#### Source extract ####

Before Running any tunning, the average estimated lifetime of my battery was about 3 hours (below image). Through this post we learn how to extend it to almost 4 and a half hours. It's more than 50 percent increase!
Note: I'm currently using a lenovo G50 laptop with Quad-Core AMD CPU equiped with a 4-cell battery and running
i3-wm
, a lightweight tilling window manager (no Gnome/KDE craps for me) on ArchLinux. So depending on your hardware and programs you have running and your daily usage pattern, the results may vary for you.
First, run powertop
to find out which devices/processes are draining power the most.
In The Overview Tab
you can actually see what processes/devices are draining
how much power and By applying the Good option in Tunables Tab
, powertop
automatically tunes them. you can do this manually for every item in Tunable tab
or just use the --auto-tune
option.
$ sudo powertop --auto-tune
That single command will probably add a noticeable extra minutes to your battery
life. But there are still other ways to improve it more. Let's Go to powertop's
Overview Tab
again:
Power est. Usage Events/s Category Description
5.18 W 0.4 pkts/s Device Network interface: wlp2s0 (wl)
3.80 W 100.0% Device Display backlight
1.26 W 165.5 ms/s 123.3 Process /usr/share/atom/atom --type=zygote --no-sandbox
675 mW 95.9 ms/s 5.3 Process atom
660 mW 94.0% Device USB device: USB2.0-CRW (Generic)
262 mW 27.0 ms/s 90.1 Process /usr/share/atom/atom --executed-from=/home/bijan --pid=1109
247 mW 27.2 ms/s 70.4 Process /usr/lib/xorg-server/Xorg :0 -seat seat0 -auth /run/lightdm/root/:0 -nolisten tc
103 mW 2.0 ms/s 109.7 kWork od_dbs_timer
According to above, after my wireless interface (which i use), the display backlight, USB CD-RW and my Ethernet interface are the most draining power sources. The last two I never/rarely use.

#### Material ####

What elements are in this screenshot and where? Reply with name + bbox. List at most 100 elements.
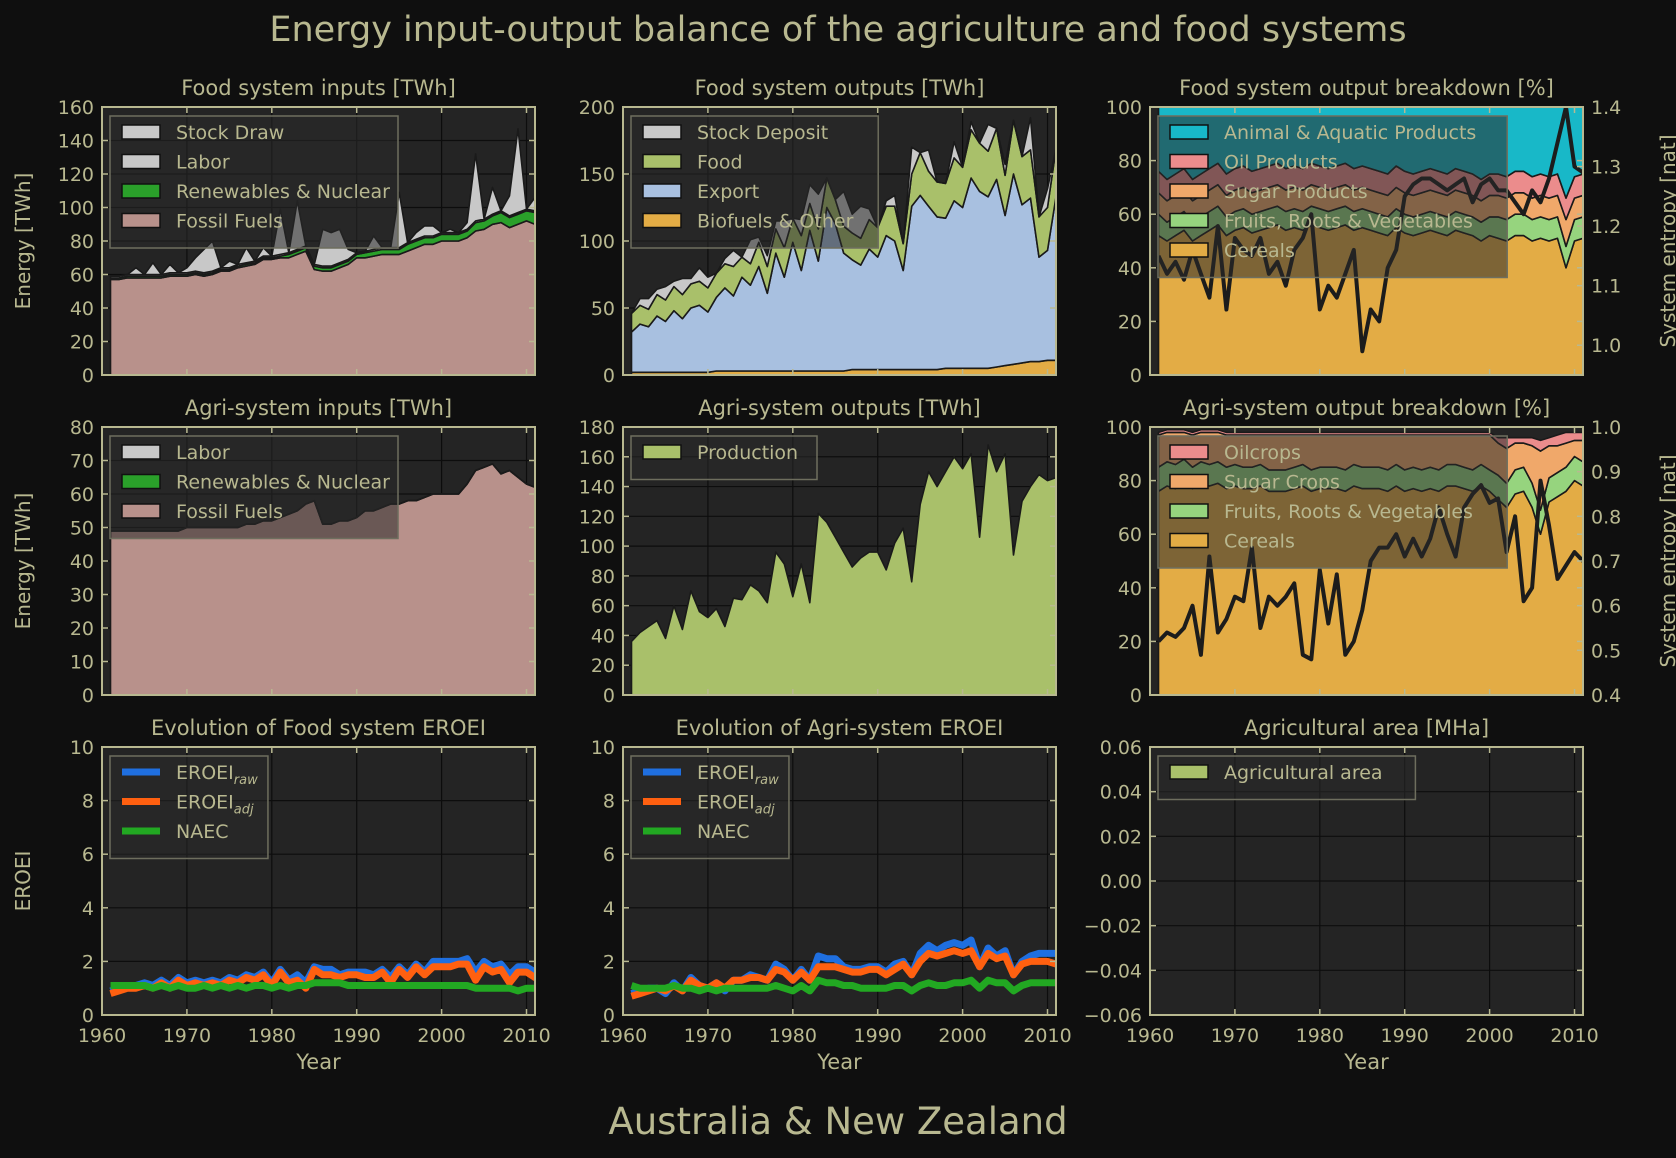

####

▶ [To-do list]:
1. In the battery-life post, take the passage from "Before Running any" up to and including "50 percent increase!" and write it out again with "lifetime" replaced by "runtime".
2. According to the battery-life post, what command has powertop tune everything automatically?
3. List every entry in the battery-life post's powertop overview table whose category is Device.

▶ [Per-task outputs]:
1.
Before Running any tunning, the average estimated runtime of my battery was about 3 hours (below image). Through this post we learn how to extend it to almost 4 and a half hours. It's more than 50 percent increase!

2. $ sudo powertop --auto-tune

3.
- Network interface: wlp2s0 (wl)
- Display backlight
- USB device: USB2.0-CRW (Generic)